• [DIRECTION]
Give every line from the entries that contains "label".

------------

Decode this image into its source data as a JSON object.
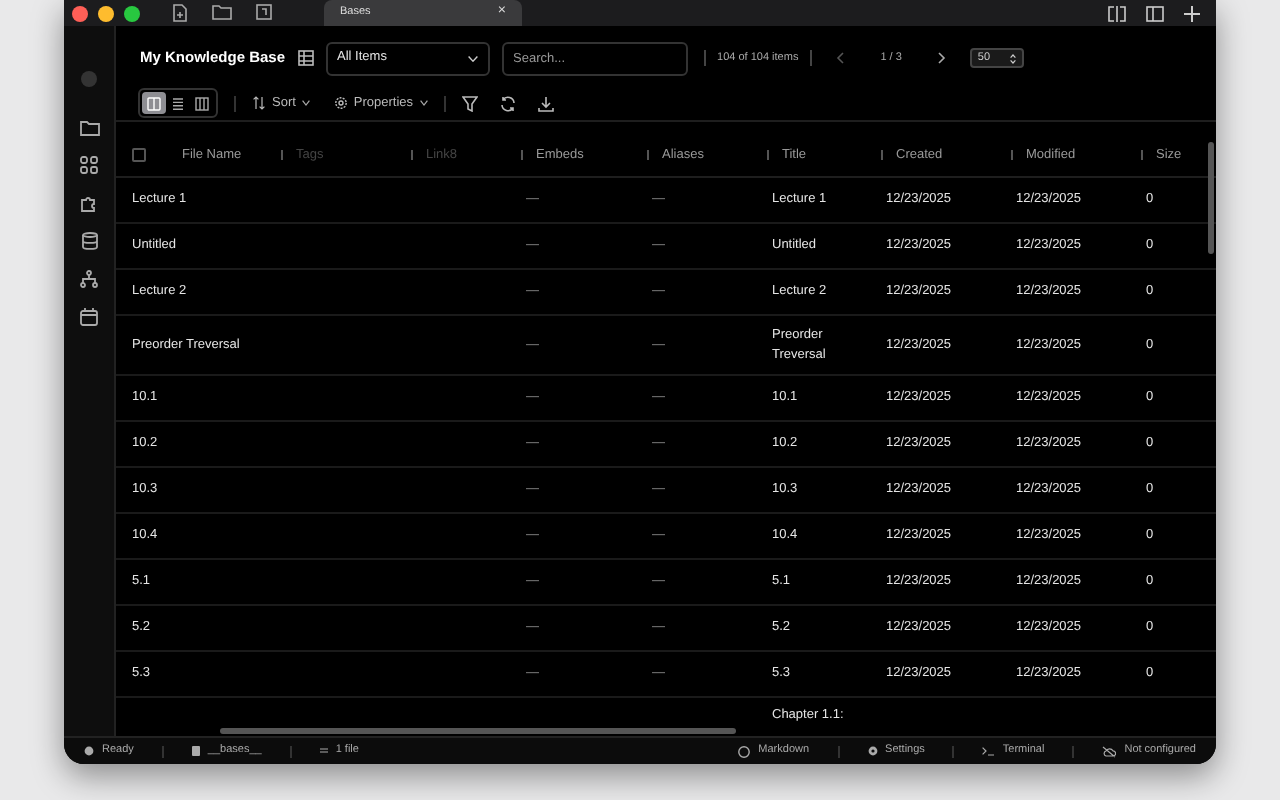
{
  "titlebar": {
    "tabs": [
      {
        "label": "Bases",
        "close": "×",
        "selected": true
      }
    ]
  },
  "header": {
    "title": "My Knowledge Base",
    "view_select": "All Items",
    "search": {
      "placeholder": "Search..."
    },
    "count": "104 of 104 items",
    "page": "1 / 3",
    "page_size": "50"
  },
  "toolbar": {
    "views": [
      {
        "selected": true
      },
      {
        "selected": false
      },
      {
        "selected": false
      }
    ],
    "sort": "Sort",
    "properties": "Properties"
  },
  "table": {
    "select_all_checked": false,
    "columns": [
      {
        "label": "File Name",
        "dimmed": false
      },
      {
        "label": "Tags",
        "dimmed": true
      },
      {
        "label": "Link8",
        "dimmed": true
      },
      {
        "label": "Embeds",
        "dimmed": false
      },
      {
        "label": "Aliases",
        "dimmed": false
      },
      {
        "label": "Title",
        "dimmed": false
      },
      {
        "label": "Created",
        "dimmed": false
      },
      {
        "label": "Modified",
        "dimmed": false
      },
      {
        "label": "Size",
        "dimmed": false
      }
    ],
    "rows": [
      {
        "cells": [
          "Lecture 1",
          "",
          "",
          "—",
          "—",
          "Lecture 1",
          "12/23/2025",
          "12/23/2025",
          "0"
        ]
      },
      {
        "cells": [
          "Untitled",
          "",
          "",
          "—",
          "—",
          "Untitled",
          "12/23/2025",
          "12/23/2025",
          "0"
        ]
      },
      {
        "cells": [
          "Lecture 2",
          "",
          "",
          "—",
          "—",
          "Lecture 2",
          "12/23/2025",
          "12/23/2025",
          "0"
        ]
      },
      {
        "cells": [
          "Preorder Treversal",
          "",
          "",
          "—",
          "—",
          "Preorder Treversal",
          "12/23/2025",
          "12/23/2025",
          "0"
        ]
      },
      {
        "cells": [
          "10.1",
          "",
          "",
          "—",
          "—",
          "10.1",
          "12/23/2025",
          "12/23/2025",
          "0"
        ]
      },
      {
        "cells": [
          "10.2",
          "",
          "",
          "—",
          "—",
          "10.2",
          "12/23/2025",
          "12/23/2025",
          "0"
        ]
      },
      {
        "cells": [
          "10.3",
          "",
          "",
          "—",
          "—",
          "10.3",
          "12/23/2025",
          "12/23/2025",
          "0"
        ]
      },
      {
        "cells": [
          "10.4",
          "",
          "",
          "—",
          "—",
          "10.4",
          "12/23/2025",
          "12/23/2025",
          "0"
        ]
      },
      {
        "cells": [
          "5.1",
          "",
          "",
          "—",
          "—",
          "5.1",
          "12/23/2025",
          "12/23/2025",
          "0"
        ]
      },
      {
        "cells": [
          "5.2",
          "",
          "",
          "—",
          "—",
          "5.2",
          "12/23/2025",
          "12/23/2025",
          "0"
        ]
      },
      {
        "cells": [
          "5.3",
          "",
          "",
          "—",
          "—",
          "5.3",
          "12/23/2025",
          "12/23/2025",
          "0"
        ]
      },
      {
        "cells": [
          "",
          "",
          "",
          "",
          "",
          "Chapter 1.1:",
          "",
          "",
          ""
        ]
      }
    ]
  },
  "status_bar": {
    "left": [
      "Ready",
      "__bases__",
      "1 file"
    ],
    "right": [
      "Markdown",
      "Settings",
      "Terminal",
      "Not configured"
    ]
  }
}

------------

• [TASK ANSWER]
        "label": "Bases",
        "label": "File Name",
        "label": "Tags",
        "label": "Link8",
        "label": "Embeds",
        "label": "Aliases",
        "label": "Title",
        "label": "Created",
        "label": "Modified",
        "label": "Size",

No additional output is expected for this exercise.